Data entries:
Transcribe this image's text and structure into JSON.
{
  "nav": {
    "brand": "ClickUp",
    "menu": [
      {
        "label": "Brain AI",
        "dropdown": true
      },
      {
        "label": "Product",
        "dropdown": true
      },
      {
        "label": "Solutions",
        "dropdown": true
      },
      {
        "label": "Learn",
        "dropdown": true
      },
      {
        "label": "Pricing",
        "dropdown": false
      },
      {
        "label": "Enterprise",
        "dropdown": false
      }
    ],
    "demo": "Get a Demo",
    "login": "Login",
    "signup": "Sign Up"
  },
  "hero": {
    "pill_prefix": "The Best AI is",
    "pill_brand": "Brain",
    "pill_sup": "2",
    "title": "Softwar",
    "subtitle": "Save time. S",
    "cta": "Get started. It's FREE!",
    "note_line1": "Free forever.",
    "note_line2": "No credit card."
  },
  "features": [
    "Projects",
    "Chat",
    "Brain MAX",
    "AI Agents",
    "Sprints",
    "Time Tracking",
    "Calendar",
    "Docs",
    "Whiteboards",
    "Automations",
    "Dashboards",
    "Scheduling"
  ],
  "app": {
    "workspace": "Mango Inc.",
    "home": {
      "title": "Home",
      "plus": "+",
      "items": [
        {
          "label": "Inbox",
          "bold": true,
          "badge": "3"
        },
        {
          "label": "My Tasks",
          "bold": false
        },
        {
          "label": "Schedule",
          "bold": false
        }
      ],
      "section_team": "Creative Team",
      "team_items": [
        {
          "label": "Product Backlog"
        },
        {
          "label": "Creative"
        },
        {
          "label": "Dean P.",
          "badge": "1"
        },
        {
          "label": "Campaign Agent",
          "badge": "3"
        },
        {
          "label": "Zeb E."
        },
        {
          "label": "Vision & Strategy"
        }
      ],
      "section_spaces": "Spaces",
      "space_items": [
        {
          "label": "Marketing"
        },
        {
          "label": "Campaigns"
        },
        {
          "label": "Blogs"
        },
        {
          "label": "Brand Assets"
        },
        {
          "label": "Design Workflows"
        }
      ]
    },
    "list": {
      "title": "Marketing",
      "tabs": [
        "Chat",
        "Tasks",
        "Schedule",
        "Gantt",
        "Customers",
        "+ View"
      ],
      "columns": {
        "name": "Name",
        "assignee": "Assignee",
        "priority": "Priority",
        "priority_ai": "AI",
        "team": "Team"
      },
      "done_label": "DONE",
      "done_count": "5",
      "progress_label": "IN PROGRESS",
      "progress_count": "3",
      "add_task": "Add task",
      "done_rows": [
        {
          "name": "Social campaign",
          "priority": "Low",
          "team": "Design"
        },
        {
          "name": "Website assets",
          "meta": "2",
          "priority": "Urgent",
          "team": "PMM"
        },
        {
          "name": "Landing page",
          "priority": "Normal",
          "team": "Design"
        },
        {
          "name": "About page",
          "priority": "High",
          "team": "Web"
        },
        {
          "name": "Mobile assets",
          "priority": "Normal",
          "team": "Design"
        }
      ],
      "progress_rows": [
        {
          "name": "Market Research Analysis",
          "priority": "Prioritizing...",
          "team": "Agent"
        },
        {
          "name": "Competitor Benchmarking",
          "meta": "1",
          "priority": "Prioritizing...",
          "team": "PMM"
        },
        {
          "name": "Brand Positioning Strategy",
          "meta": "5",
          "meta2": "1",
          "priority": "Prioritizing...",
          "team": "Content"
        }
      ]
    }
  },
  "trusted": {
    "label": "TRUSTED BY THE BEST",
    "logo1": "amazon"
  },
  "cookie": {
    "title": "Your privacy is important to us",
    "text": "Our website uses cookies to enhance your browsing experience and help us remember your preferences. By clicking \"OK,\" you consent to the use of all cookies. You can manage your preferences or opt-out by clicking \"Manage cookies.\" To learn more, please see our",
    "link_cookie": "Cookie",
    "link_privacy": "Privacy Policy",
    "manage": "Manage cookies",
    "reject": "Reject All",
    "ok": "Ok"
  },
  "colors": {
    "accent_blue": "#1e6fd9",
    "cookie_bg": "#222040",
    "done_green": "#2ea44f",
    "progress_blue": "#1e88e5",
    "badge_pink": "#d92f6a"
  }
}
---
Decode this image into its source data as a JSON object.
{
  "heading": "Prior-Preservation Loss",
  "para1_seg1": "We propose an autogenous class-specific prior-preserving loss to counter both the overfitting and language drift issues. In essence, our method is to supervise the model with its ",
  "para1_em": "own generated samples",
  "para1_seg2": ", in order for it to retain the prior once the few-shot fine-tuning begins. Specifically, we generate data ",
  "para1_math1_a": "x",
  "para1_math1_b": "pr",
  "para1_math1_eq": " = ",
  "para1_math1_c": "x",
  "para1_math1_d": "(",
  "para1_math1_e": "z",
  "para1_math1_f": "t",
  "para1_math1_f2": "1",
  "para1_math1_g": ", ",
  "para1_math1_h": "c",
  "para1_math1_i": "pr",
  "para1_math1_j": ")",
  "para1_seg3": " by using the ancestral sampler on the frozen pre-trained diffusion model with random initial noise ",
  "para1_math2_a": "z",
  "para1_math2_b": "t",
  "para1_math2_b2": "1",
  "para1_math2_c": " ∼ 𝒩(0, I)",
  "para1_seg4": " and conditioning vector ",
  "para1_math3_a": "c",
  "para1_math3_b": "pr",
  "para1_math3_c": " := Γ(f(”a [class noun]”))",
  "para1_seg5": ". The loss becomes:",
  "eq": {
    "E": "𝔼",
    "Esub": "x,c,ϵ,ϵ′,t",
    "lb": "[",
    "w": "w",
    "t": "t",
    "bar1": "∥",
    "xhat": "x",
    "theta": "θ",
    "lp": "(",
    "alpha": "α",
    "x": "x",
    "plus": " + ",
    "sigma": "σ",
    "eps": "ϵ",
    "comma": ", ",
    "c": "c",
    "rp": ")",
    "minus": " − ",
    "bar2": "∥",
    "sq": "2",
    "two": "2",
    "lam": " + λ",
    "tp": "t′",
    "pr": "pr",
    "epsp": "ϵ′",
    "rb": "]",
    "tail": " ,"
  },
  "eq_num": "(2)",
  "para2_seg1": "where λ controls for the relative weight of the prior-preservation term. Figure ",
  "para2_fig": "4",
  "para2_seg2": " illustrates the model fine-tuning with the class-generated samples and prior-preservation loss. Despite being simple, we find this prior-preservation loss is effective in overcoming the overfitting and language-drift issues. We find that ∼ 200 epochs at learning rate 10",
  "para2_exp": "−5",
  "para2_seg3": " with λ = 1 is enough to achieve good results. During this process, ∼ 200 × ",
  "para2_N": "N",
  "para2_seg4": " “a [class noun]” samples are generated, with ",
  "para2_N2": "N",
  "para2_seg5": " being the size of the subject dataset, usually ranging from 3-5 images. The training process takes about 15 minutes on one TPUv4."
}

Set exercise » Some lines of the data may hold the word "tuning". Say how many do, with nothing else.

Answer for this exercise » 2